** Start of ROWS **

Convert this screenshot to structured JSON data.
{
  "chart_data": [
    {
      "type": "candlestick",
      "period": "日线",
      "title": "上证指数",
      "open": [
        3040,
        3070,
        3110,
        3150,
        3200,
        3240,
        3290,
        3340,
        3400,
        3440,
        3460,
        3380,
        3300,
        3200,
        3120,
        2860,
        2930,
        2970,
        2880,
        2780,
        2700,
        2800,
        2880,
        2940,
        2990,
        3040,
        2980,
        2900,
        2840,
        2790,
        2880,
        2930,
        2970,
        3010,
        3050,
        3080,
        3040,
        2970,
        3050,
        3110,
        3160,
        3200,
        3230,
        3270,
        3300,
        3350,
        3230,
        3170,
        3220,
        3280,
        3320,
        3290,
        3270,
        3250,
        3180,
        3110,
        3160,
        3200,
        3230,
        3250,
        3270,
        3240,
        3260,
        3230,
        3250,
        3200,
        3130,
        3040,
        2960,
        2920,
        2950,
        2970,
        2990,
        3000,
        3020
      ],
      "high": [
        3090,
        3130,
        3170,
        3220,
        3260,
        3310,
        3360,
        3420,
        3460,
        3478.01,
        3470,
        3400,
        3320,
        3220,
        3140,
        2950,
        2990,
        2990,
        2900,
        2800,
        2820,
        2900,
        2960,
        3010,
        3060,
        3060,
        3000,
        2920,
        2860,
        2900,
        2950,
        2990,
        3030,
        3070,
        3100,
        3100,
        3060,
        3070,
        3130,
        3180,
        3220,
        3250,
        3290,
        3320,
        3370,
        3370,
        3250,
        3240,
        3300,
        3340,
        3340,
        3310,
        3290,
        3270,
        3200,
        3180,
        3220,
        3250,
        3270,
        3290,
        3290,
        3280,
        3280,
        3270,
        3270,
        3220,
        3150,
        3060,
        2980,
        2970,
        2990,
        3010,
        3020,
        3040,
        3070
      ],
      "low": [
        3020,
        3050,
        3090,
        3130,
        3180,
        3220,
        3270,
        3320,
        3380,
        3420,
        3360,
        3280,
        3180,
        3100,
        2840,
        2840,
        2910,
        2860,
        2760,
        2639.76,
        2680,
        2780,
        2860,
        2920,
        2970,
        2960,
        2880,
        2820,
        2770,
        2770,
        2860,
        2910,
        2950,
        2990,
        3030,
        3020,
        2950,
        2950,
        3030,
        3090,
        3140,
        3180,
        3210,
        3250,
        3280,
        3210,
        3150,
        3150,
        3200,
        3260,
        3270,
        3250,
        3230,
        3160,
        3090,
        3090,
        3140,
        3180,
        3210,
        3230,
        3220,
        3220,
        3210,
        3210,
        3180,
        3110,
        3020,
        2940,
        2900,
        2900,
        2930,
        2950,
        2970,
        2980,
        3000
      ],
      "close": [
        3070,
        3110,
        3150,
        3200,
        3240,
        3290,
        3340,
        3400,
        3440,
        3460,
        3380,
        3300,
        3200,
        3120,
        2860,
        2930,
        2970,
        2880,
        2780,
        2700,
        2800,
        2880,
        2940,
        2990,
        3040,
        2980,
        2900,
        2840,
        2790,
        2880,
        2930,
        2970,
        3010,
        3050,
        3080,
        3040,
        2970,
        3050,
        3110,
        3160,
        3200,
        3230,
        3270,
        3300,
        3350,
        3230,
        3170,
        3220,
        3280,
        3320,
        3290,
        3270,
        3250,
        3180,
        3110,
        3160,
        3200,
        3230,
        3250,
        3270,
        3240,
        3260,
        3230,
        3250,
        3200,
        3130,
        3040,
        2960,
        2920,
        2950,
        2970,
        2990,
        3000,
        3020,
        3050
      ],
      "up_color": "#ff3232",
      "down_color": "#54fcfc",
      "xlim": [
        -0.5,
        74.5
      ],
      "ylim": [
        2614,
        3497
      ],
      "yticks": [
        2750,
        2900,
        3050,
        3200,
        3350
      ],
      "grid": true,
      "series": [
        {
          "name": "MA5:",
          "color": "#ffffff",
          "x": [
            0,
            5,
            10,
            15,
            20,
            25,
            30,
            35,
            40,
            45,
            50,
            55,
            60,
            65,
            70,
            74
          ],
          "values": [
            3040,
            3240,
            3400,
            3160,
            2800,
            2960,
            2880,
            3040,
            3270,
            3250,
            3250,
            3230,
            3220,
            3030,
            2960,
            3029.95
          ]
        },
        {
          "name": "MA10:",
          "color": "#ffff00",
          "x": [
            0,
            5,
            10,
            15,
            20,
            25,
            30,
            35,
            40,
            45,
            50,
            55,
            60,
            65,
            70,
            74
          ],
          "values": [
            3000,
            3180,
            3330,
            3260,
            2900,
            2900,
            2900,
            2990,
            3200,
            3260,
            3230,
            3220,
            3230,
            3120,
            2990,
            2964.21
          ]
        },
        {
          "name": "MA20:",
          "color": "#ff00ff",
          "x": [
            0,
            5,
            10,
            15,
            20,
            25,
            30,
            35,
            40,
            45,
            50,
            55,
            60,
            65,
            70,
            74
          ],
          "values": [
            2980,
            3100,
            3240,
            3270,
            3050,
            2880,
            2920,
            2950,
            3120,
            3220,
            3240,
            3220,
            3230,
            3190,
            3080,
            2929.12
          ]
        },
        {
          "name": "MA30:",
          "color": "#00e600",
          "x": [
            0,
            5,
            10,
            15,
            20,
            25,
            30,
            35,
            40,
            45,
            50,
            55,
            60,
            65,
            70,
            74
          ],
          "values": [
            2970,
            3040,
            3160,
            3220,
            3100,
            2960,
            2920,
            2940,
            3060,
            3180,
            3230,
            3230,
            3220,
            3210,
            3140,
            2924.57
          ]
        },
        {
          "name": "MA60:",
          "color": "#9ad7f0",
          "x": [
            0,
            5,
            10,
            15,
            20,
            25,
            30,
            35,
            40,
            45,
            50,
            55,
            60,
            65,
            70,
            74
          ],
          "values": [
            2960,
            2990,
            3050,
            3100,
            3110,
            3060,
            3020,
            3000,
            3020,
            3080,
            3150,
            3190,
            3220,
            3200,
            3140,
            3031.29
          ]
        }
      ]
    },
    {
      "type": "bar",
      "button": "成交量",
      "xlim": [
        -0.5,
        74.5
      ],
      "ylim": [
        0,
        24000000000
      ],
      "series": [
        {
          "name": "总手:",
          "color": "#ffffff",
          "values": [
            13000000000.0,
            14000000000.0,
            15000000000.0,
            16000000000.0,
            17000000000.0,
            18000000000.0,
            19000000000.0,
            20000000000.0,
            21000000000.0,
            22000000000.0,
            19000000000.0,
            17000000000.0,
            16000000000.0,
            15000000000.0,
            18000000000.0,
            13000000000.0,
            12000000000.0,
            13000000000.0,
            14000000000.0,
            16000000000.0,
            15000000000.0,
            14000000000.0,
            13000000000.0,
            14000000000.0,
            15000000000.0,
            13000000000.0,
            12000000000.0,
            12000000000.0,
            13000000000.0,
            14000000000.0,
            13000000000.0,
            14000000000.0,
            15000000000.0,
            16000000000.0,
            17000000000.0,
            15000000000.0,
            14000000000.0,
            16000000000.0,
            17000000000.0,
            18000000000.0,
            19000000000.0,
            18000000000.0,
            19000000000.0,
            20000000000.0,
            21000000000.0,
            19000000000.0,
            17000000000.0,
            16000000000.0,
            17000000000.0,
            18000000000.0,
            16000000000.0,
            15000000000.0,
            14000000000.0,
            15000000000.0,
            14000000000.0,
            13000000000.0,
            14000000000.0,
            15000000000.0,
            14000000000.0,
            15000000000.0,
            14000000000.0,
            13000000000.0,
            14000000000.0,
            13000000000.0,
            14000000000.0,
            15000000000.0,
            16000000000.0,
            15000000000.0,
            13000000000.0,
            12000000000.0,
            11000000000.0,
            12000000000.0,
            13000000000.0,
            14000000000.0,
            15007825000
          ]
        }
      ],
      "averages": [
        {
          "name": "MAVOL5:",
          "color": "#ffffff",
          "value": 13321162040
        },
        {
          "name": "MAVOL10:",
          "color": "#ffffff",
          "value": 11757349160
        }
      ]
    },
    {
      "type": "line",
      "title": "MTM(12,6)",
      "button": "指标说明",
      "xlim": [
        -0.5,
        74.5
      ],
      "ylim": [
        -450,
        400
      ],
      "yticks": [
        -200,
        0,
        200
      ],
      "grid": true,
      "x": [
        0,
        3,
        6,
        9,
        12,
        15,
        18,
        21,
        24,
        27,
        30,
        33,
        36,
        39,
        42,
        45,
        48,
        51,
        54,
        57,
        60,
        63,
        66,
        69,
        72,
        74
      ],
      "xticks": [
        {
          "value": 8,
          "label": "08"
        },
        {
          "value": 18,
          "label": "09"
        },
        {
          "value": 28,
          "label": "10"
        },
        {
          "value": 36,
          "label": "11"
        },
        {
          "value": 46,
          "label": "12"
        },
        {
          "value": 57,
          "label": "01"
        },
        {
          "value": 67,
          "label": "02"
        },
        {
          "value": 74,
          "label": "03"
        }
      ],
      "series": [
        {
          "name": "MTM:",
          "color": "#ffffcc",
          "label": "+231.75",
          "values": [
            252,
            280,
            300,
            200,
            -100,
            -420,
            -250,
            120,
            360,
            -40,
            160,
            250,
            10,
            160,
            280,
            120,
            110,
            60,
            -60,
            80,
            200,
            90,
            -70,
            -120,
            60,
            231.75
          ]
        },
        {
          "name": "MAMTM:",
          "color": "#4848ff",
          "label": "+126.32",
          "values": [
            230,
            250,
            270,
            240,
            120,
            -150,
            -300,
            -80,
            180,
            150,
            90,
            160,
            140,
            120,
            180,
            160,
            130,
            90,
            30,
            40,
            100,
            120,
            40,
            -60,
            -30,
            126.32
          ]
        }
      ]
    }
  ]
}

** End of ROWS **

> **OBJECTIVE**: Pull every line containing "type" out of the records.

> **OUTPUT BELOW**:
      "type": "candlestick",
      "type": "bar",
      "type": "line",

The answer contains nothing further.